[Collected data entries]

************

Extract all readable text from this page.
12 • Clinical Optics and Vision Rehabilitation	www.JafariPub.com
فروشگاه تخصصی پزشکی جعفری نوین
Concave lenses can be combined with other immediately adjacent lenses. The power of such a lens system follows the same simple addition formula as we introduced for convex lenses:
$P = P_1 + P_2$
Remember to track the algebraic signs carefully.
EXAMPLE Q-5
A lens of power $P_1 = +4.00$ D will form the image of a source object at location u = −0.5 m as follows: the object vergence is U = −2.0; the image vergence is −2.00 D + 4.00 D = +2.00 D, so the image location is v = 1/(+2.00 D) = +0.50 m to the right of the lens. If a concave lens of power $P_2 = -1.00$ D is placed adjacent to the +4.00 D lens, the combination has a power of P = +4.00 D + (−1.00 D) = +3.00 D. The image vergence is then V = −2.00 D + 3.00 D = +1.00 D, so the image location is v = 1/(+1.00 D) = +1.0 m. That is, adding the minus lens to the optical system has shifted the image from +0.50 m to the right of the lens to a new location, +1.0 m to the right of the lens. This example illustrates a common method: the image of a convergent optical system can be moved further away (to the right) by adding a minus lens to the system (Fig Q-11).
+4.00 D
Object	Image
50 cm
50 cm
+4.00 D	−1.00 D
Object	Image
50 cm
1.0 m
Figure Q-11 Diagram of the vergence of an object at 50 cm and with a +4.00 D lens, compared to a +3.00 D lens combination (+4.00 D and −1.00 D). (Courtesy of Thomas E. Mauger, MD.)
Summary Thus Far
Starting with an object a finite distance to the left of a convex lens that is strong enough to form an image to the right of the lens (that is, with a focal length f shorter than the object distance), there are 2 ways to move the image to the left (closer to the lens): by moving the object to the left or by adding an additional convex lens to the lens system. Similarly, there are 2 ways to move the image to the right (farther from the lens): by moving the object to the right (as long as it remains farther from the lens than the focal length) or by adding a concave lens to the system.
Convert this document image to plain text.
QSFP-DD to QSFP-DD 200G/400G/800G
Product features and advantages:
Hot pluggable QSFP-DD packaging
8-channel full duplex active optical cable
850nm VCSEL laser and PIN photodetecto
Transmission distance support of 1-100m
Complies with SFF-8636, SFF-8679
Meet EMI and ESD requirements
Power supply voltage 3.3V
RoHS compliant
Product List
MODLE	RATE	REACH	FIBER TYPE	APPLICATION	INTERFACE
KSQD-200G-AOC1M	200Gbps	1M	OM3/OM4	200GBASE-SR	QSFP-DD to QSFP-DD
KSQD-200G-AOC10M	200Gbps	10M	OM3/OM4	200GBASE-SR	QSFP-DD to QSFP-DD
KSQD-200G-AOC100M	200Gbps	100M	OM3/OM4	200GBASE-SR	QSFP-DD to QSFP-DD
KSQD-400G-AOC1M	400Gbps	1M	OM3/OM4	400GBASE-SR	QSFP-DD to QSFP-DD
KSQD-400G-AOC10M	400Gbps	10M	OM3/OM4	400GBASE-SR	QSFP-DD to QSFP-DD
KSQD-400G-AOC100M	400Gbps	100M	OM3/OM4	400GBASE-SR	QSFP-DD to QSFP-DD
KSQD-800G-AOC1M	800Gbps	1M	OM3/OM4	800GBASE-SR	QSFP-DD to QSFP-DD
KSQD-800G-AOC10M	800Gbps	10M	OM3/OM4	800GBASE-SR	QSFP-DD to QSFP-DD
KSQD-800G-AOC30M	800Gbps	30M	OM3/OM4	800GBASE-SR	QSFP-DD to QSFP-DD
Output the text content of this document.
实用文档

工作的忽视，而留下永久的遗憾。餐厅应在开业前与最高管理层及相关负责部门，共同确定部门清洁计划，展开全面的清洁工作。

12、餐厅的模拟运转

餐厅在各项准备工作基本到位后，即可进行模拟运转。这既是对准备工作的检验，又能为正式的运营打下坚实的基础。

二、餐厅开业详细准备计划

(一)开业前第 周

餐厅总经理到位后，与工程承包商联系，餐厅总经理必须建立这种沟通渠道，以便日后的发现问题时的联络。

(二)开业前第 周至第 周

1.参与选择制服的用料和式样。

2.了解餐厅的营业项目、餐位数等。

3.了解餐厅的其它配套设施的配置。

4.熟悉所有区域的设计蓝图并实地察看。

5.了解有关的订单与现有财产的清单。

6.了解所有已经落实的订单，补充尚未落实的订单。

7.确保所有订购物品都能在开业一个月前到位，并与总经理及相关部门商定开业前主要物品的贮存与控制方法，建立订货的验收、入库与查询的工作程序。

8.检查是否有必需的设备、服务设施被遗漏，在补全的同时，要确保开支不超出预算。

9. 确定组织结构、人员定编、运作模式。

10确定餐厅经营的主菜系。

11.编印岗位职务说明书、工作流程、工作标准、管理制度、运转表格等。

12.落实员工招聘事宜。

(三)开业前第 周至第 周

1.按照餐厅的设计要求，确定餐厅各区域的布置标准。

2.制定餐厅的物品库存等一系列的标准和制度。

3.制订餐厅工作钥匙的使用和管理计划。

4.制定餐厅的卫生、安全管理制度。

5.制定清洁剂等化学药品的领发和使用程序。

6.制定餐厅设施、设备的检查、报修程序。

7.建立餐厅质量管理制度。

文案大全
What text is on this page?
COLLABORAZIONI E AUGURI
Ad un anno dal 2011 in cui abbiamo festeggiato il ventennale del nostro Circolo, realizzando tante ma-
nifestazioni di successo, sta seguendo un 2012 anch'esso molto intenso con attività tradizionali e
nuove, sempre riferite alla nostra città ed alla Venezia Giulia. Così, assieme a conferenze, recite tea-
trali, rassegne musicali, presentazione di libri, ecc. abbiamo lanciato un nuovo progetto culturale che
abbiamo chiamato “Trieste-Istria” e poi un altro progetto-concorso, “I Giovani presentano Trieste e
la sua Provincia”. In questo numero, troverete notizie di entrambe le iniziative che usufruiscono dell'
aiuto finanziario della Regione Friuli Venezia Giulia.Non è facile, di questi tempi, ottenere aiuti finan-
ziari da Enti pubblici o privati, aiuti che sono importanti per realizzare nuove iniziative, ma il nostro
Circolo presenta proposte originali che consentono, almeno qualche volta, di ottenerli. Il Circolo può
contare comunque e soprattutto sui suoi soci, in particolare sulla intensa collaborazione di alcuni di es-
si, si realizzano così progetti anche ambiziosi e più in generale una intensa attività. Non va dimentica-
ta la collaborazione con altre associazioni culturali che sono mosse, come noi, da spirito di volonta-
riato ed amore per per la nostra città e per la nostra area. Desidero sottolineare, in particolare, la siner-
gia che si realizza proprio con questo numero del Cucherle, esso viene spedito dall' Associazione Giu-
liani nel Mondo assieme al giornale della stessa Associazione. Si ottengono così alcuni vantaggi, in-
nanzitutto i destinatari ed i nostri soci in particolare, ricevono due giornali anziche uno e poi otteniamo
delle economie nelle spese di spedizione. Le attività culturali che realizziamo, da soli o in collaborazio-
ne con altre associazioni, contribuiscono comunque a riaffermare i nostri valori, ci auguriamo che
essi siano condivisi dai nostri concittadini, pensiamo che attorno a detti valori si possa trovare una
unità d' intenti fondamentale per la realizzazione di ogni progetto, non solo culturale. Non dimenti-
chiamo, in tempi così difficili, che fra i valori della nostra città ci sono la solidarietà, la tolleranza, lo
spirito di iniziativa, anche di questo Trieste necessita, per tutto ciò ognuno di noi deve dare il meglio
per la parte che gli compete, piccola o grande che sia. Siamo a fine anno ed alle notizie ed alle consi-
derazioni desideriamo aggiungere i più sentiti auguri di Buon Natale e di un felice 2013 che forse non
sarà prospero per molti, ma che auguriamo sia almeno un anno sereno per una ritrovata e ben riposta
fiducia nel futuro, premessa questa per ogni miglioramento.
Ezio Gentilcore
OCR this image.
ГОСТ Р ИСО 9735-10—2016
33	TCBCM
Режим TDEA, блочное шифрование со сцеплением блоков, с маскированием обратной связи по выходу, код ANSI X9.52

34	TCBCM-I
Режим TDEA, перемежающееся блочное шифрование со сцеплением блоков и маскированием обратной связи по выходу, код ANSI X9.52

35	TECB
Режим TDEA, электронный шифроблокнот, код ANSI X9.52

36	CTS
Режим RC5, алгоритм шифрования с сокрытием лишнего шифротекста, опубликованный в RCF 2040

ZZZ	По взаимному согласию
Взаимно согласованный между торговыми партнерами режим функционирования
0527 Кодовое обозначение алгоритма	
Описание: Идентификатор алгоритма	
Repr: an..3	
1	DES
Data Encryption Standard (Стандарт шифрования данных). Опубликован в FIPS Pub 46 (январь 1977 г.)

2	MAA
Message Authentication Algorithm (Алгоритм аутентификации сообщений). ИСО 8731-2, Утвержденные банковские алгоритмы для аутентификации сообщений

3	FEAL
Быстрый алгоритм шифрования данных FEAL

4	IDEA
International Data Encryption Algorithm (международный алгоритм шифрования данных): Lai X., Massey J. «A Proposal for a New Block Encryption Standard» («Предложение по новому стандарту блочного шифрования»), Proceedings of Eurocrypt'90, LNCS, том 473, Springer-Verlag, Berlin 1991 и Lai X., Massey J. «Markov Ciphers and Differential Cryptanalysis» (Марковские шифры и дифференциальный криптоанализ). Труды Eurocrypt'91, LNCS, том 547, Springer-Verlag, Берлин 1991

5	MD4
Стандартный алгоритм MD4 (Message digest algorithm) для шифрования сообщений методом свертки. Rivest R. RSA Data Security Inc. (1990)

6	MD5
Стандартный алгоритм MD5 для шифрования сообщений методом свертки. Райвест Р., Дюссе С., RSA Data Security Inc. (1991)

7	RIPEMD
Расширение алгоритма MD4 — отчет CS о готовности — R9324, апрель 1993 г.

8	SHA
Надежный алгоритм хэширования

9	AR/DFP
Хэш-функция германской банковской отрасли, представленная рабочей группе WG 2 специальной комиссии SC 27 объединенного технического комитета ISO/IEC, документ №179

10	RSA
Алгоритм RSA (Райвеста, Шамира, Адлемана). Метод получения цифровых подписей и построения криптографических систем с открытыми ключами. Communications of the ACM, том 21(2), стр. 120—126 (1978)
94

************

Instructions to follow :: Scan the material for lines with the word "valori", and copy each line you find.

Exercise result ::
ne con altre associazioni, contribuiscono comunque a riaffermare i nostri valori, ci auguriamo che
essi siano condivisi dai nostri concittadini, pensiamo che attorno a detti valori si possa trovare una
chiamo, in tempi così difficili, che fra i valori della nostra città ci sono la solidarietà, la tolleranza, lo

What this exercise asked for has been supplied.